━━━ Data rows

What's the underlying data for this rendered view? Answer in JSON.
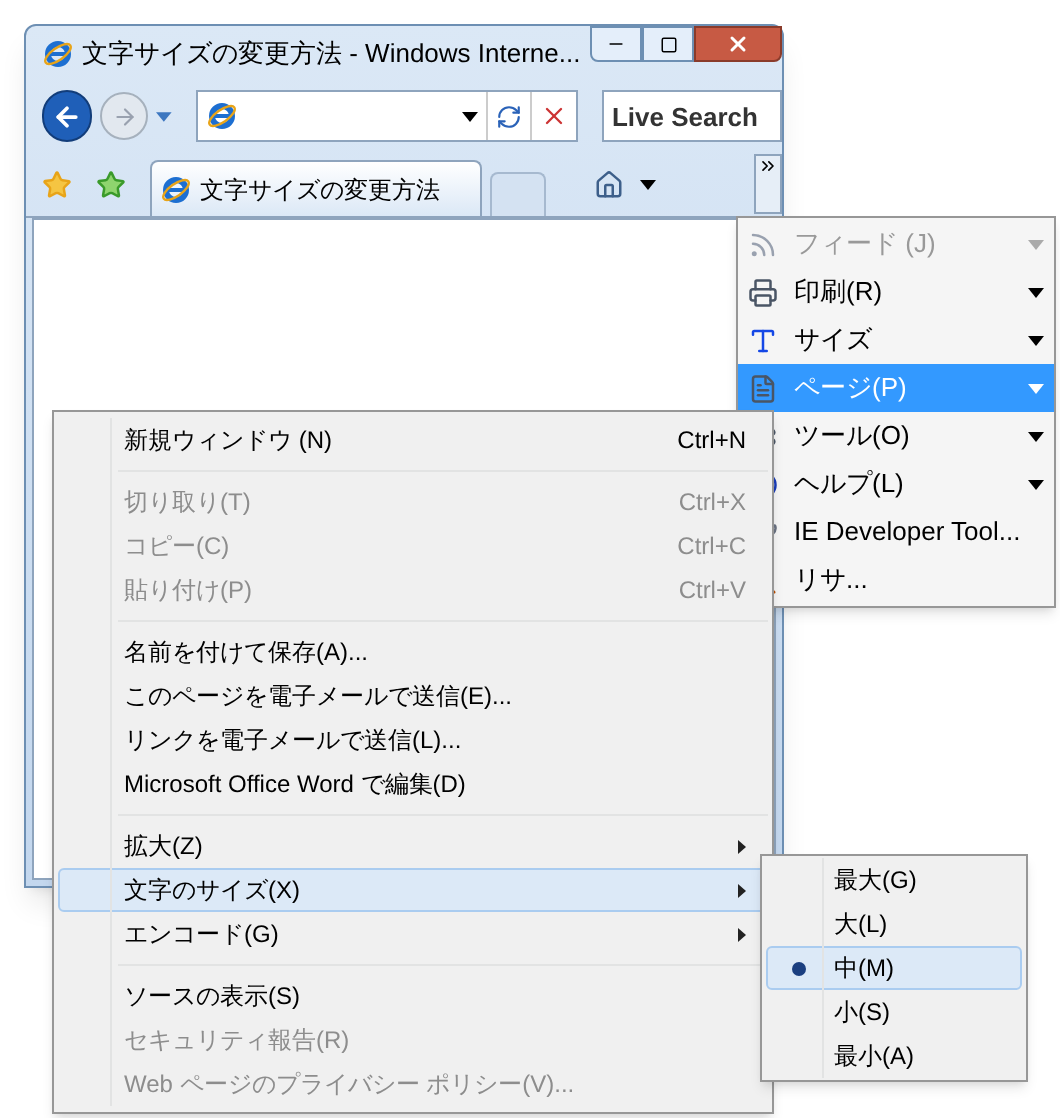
{
  "window": {
    "title": "文字サイズの変更方法 - Windows Interne...",
    "search_placeholder": "Live Search",
    "tab_title": "文字サイズの変更方法"
  },
  "command_menu": [
    {
      "label": "フィード (J)",
      "disabled": true,
      "selected": false,
      "submenu": true
    },
    {
      "label": "印刷(R)",
      "disabled": false,
      "selected": false,
      "submenu": true
    },
    {
      "label": "サイズ",
      "disabled": false,
      "selected": false,
      "submenu": true
    },
    {
      "label": "ページ(P)",
      "disabled": false,
      "selected": true,
      "submenu": true
    },
    {
      "label": "ツール(O)",
      "disabled": false,
      "selected": false,
      "submenu": true
    },
    {
      "label": "ヘルプ(L)",
      "disabled": false,
      "selected": false,
      "submenu": true
    },
    {
      "label": "IE Developer Tool...",
      "disabled": false,
      "selected": false,
      "submenu": false
    },
    {
      "label": "リサ...",
      "disabled": false,
      "selected": false,
      "submenu": false
    }
  ],
  "page_menu": [
    {
      "kind": "item",
      "label": "新規ウィンドウ (N)",
      "shortcut": "Ctrl+N",
      "disabled": false,
      "selected": false,
      "submenu": false
    },
    {
      "kind": "separator"
    },
    {
      "kind": "item",
      "label": "切り取り(T)",
      "shortcut": "Ctrl+X",
      "disabled": true,
      "selected": false,
      "submenu": false
    },
    {
      "kind": "item",
      "label": "コピー(C)",
      "shortcut": "Ctrl+C",
      "disabled": true,
      "selected": false,
      "submenu": false
    },
    {
      "kind": "item",
      "label": "貼り付け(P)",
      "shortcut": "Ctrl+V",
      "disabled": true,
      "selected": false,
      "submenu": false
    },
    {
      "kind": "separator"
    },
    {
      "kind": "item",
      "label": "名前を付けて保存(A)...",
      "disabled": false,
      "selected": false,
      "submenu": false
    },
    {
      "kind": "item",
      "label": "このページを電子メールで送信(E)...",
      "disabled": false,
      "selected": false,
      "submenu": false
    },
    {
      "kind": "item",
      "label": "リンクを電子メールで送信(L)...",
      "disabled": false,
      "selected": false,
      "submenu": false
    },
    {
      "kind": "item",
      "label": "Microsoft Office Word で編集(D)",
      "disabled": false,
      "selected": false,
      "submenu": false
    },
    {
      "kind": "separator"
    },
    {
      "kind": "item",
      "label": "拡大(Z)",
      "disabled": false,
      "selected": false,
      "submenu": true
    },
    {
      "kind": "item",
      "label": "文字のサイズ(X)",
      "disabled": false,
      "selected": true,
      "submenu": true
    },
    {
      "kind": "item",
      "label": "エンコード(G)",
      "disabled": false,
      "selected": false,
      "submenu": true
    },
    {
      "kind": "separator"
    },
    {
      "kind": "item",
      "label": "ソースの表示(S)",
      "disabled": false,
      "selected": false,
      "submenu": false
    },
    {
      "kind": "item",
      "label": "セキュリティ報告(R)",
      "disabled": true,
      "selected": false,
      "submenu": false
    },
    {
      "kind": "item",
      "label": "Web ページのプライバシー ポリシー(V)...",
      "disabled": true,
      "selected": false,
      "submenu": false
    }
  ],
  "text_size_menu": [
    {
      "label": "最大(G)",
      "selected": false
    },
    {
      "label": "大(L)",
      "selected": false
    },
    {
      "label": "中(M)",
      "selected": true
    },
    {
      "label": "小(S)",
      "selected": false
    },
    {
      "label": "最小(A)",
      "selected": false
    }
  ]
}
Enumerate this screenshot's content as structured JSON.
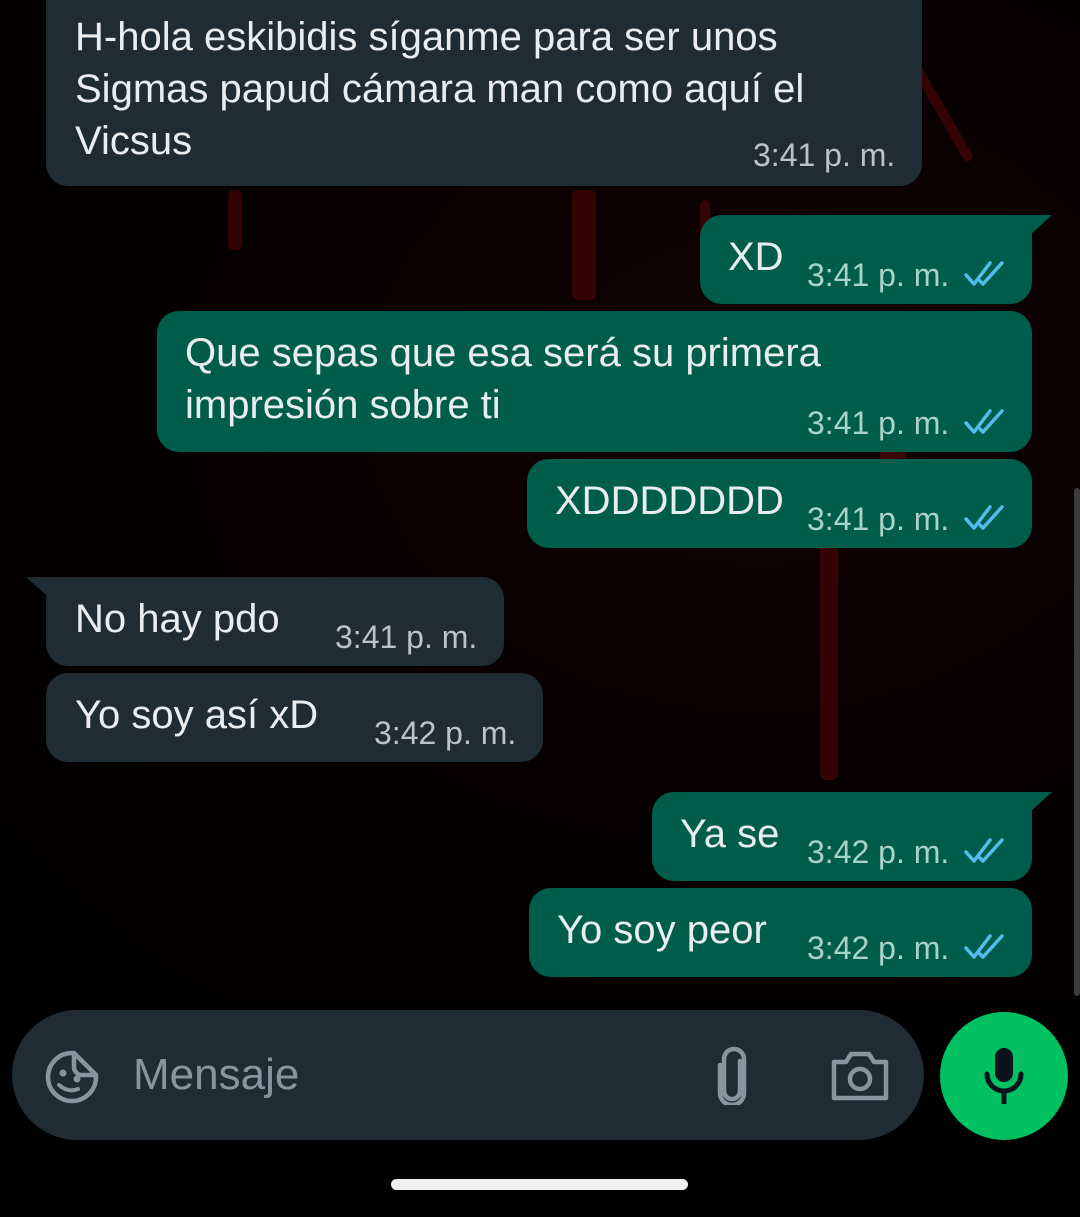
{
  "messages": [
    {
      "direction": "in",
      "text": "H-hola eskibidis síganme para ser unos\nSigmas papud cámara man como aquí el\nVicsus",
      "time": "3:41 p. m."
    },
    {
      "direction": "out",
      "text": "XD",
      "time": "3:41 p. m.",
      "status": "read"
    },
    {
      "direction": "out",
      "text": "Que sepas que esa será su primera\nimpresión sobre ti",
      "time": "3:41 p. m.",
      "status": "read"
    },
    {
      "direction": "out",
      "text": "XDDDDDDD",
      "time": "3:41 p. m.",
      "status": "read"
    },
    {
      "direction": "in",
      "text": "No hay pdo",
      "time": "3:41 p. m."
    },
    {
      "direction": "in",
      "text": "Yo soy así xD",
      "time": "3:42 p. m."
    },
    {
      "direction": "out",
      "text": "Ya se",
      "time": "3:42 p. m.",
      "status": "read"
    },
    {
      "direction": "out",
      "text": "Yo soy peor",
      "time": "3:42 p. m.",
      "status": "read"
    }
  ],
  "composer": {
    "placeholder": "Mensaje",
    "icons": [
      "sticker-icon",
      "paperclip-icon",
      "camera-icon"
    ],
    "send_icon": "microphone-icon"
  },
  "colors": {
    "incoming_bubble": "#1f2c33",
    "outgoing_bubble": "#005c4b",
    "read_ticks": "#53bdeb",
    "mic_button": "#00c062",
    "background": "#000000"
  }
}
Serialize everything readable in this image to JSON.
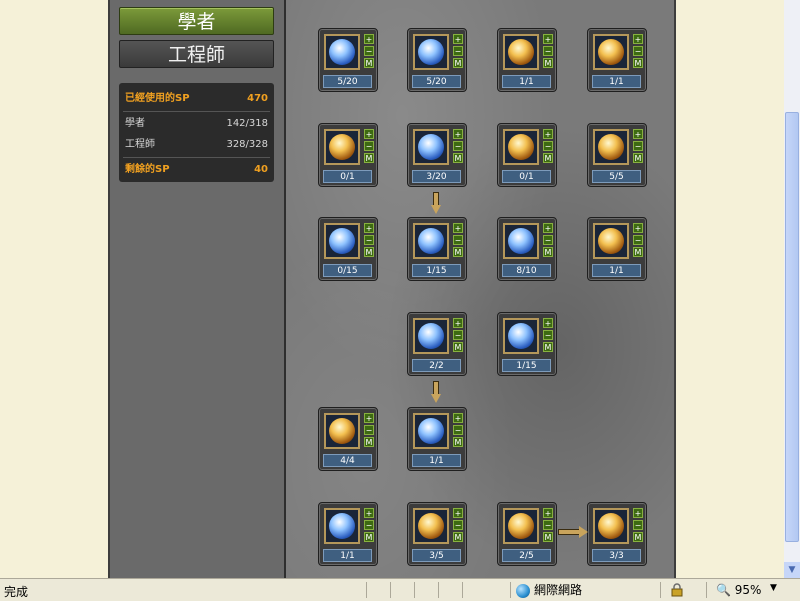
{
  "classes": [
    "學者",
    "工程師"
  ],
  "sp": {
    "used_label": "已經使用的SP",
    "used_value": "470",
    "rows": [
      {
        "label": "學者",
        "value": "142/318"
      },
      {
        "label": "工程師",
        "value": "328/328"
      }
    ],
    "remaining_label": "剩餘的SP",
    "remaining_value": "40"
  },
  "skill_button_labels": {
    "plus": "+",
    "minus": "−",
    "max": "M"
  },
  "skills": [
    {
      "level": "5/20",
      "tone": "blue"
    },
    {
      "level": "5/20",
      "tone": "blue"
    },
    {
      "level": "1/1",
      "tone": "warm"
    },
    {
      "level": "1/1",
      "tone": "warm"
    },
    {
      "level": "0/1",
      "tone": "warm"
    },
    {
      "level": "3/20",
      "tone": "blue"
    },
    {
      "level": "0/1",
      "tone": "warm"
    },
    {
      "level": "5/5",
      "tone": "warm"
    },
    {
      "level": "0/15",
      "tone": "blue"
    },
    {
      "level": "1/15",
      "tone": "blue"
    },
    {
      "level": "8/10",
      "tone": "blue"
    },
    {
      "level": "1/1",
      "tone": "warm"
    },
    {
      "level": "2/2",
      "tone": "blue"
    },
    {
      "level": "1/15",
      "tone": "blue"
    },
    {
      "level": "4/4",
      "tone": "warm"
    },
    {
      "level": "1/1",
      "tone": "blue"
    },
    {
      "level": "1/1",
      "tone": "blue"
    },
    {
      "level": "3/5",
      "tone": "warm"
    },
    {
      "level": "2/5",
      "tone": "warm"
    },
    {
      "level": "3/3",
      "tone": "warm"
    }
  ],
  "statusbar": {
    "status": "完成",
    "zone": "網際網路",
    "zoom": "95%",
    "zoom_arrow": "▼"
  }
}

━━━━━━

## What is asked
Your task is to transcribe all of the records precisely, with no images included.

## In response
What's the underlying data for this rendered view? Answer in JSON.
{
  "window": {
    "title": "文字サイズの変更方法 - Windows Interne...",
    "search_placeholder": "Live Search",
    "tab_title": "文字サイズの変更方法"
  },
  "command_menu": [
    {
      "label": "フィード (J)",
      "disabled": true,
      "selected": false,
      "submenu": true
    },
    {
      "label": "印刷(R)",
      "disabled": false,
      "selected": false,
      "submenu": true
    },
    {
      "label": "サイズ",
      "disabled": false,
      "selected": false,
      "submenu": true
    },
    {
      "label": "ページ(P)",
      "disabled": false,
      "selected": true,
      "submenu": true
    },
    {
      "label": "ツール(O)",
      "disabled": false,
      "selected": false,
      "submenu": true
    },
    {
      "label": "ヘルプ(L)",
      "disabled": false,
      "selected": false,
      "submenu": true
    },
    {
      "label": "IE Developer Tool...",
      "disabled": false,
      "selected": false,
      "submenu": false
    },
    {
      "label": "リサ...",
      "disabled": false,
      "selected": false,
      "submenu": false
    }
  ],
  "page_menu": [
    {
      "kind": "item",
      "label": "新規ウィンドウ (N)",
      "shortcut": "Ctrl+N",
      "disabled": false,
      "selected": false,
      "submenu": false
    },
    {
      "kind": "separator"
    },
    {
      "kind": "item",
      "label": "切り取り(T)",
      "shortcut": "Ctrl+X",
      "disabled": true,
      "selected": false,
      "submenu": false
    },
    {
      "kind": "item",
      "label": "コピー(C)",
      "shortcut": "Ctrl+C",
      "disabled": true,
      "selected": false,
      "submenu": false
    },
    {
      "kind": "item",
      "label": "貼り付け(P)",
      "shortcut": "Ctrl+V",
      "disabled": true,
      "selected": false,
      "submenu": false
    },
    {
      "kind": "separator"
    },
    {
      "kind": "item",
      "label": "名前を付けて保存(A)...",
      "disabled": false,
      "selected": false,
      "submenu": false
    },
    {
      "kind": "item",
      "label": "このページを電子メールで送信(E)...",
      "disabled": false,
      "selected": false,
      "submenu": false
    },
    {
      "kind": "item",
      "label": "リンクを電子メールで送信(L)...",
      "disabled": false,
      "selected": false,
      "submenu": false
    },
    {
      "kind": "item",
      "label": "Microsoft Office Word で編集(D)",
      "disabled": false,
      "selected": false,
      "submenu": false
    },
    {
      "kind": "separator"
    },
    {
      "kind": "item",
      "label": "拡大(Z)",
      "disabled": false,
      "selected": false,
      "submenu": true
    },
    {
      "kind": "item",
      "label": "文字のサイズ(X)",
      "disabled": false,
      "selected": true,
      "submenu": true
    },
    {
      "kind": "item",
      "label": "エンコード(G)",
      "disabled": false,
      "selected": false,
      "submenu": true
    },
    {
      "kind": "separator"
    },
    {
      "kind": "item",
      "label": "ソースの表示(S)",
      "disabled": false,
      "selected": false,
      "submenu": false
    },
    {
      "kind": "item",
      "label": "セキュリティ報告(R)",
      "disabled": true,
      "selected": false,
      "submenu": false
    },
    {
      "kind": "item",
      "label": "Web ページのプライバシー ポリシー(V)...",
      "disabled": true,
      "selected": false,
      "submenu": false
    }
  ],
  "text_size_menu": [
    {
      "label": "最大(G)",
      "selected": false
    },
    {
      "label": "大(L)",
      "selected": false
    },
    {
      "label": "中(M)",
      "selected": true
    },
    {
      "label": "小(S)",
      "selected": false
    },
    {
      "label": "最小(A)",
      "selected": false
    }
  ]
}
Enumerate this screenshot's content as structured JSON.
{
  "messages": [
    {
      "direction": "in",
      "text": "H-hola eskibidis síganme para ser unos\nSigmas papud cámara man como aquí el\nVicsus",
      "time": "3:41 p. m."
    },
    {
      "direction": "out",
      "text": "XD",
      "time": "3:41 p. m.",
      "status": "read"
    },
    {
      "direction": "out",
      "text": "Que sepas que esa será su primera\nimpresión sobre ti",
      "time": "3:41 p. m.",
      "status": "read"
    },
    {
      "direction": "out",
      "text": "XDDDDDDD",
      "time": "3:41 p. m.",
      "status": "read"
    },
    {
      "direction": "in",
      "text": "No hay pdo",
      "time": "3:41 p. m."
    },
    {
      "direction": "in",
      "text": "Yo soy así xD",
      "time": "3:42 p. m."
    },
    {
      "direction": "out",
      "text": "Ya se",
      "time": "3:42 p. m.",
      "status": "read"
    },
    {
      "direction": "out",
      "text": "Yo soy peor",
      "time": "3:42 p. m.",
      "status": "read"
    }
  ],
  "composer": {
    "placeholder": "Mensaje",
    "icons": [
      "sticker-icon",
      "paperclip-icon",
      "camera-icon"
    ],
    "send_icon": "microphone-icon"
  },
  "colors": {
    "incoming_bubble": "#1f2c33",
    "outgoing_bubble": "#005c4b",
    "read_ticks": "#53bdeb",
    "mic_button": "#00c062",
    "background": "#000000"
  }
}
Serialize everything readable in this image to JSON.
{
  "classes": [
    "學者",
    "工程師"
  ],
  "sp": {
    "used_label": "已經使用的SP",
    "used_value": "470",
    "rows": [
      {
        "label": "學者",
        "value": "142/318"
      },
      {
        "label": "工程師",
        "value": "328/328"
      }
    ],
    "remaining_label": "剩餘的SP",
    "remaining_value": "40"
  },
  "skill_button_labels": {
    "plus": "+",
    "minus": "−",
    "max": "M"
  },
  "skills": [
    {
      "level": "5/20",
      "tone": "blue"
    },
    {
      "level": "5/20",
      "tone": "blue"
    },
    {
      "level": "1/1",
      "tone": "warm"
    },
    {
      "level": "1/1",
      "tone": "warm"
    },
    {
      "level": "0/1",
      "tone": "warm"
    },
    {
      "level": "3/20",
      "tone": "blue"
    },
    {
      "level": "0/1",
      "tone": "warm"
    },
    {
      "level": "5/5",
      "tone": "warm"
    },
    {
      "level": "0/15",
      "tone": "blue"
    },
    {
      "level": "1/15",
      "tone": "blue"
    },
    {
      "level": "8/10",
      "tone": "blue"
    },
    {
      "level": "1/1",
      "tone": "warm"
    },
    {
      "level": "2/2",
      "tone": "blue"
    },
    {
      "level": "1/15",
      "tone": "blue"
    },
    {
      "level": "4/4",
      "tone": "warm"
    },
    {
      "level": "1/1",
      "tone": "blue"
    },
    {
      "level": "1/1",
      "tone": "blue"
    },
    {
      "level": "3/5",
      "tone": "warm"
    },
    {
      "level": "2/5",
      "tone": "warm"
    },
    {
      "level": "3/3",
      "tone": "warm"
    }
  ],
  "statusbar": {
    "status": "完成",
    "zone": "網際網路",
    "zoom": "95%",
    "zoom_arrow": "▼"
  }
}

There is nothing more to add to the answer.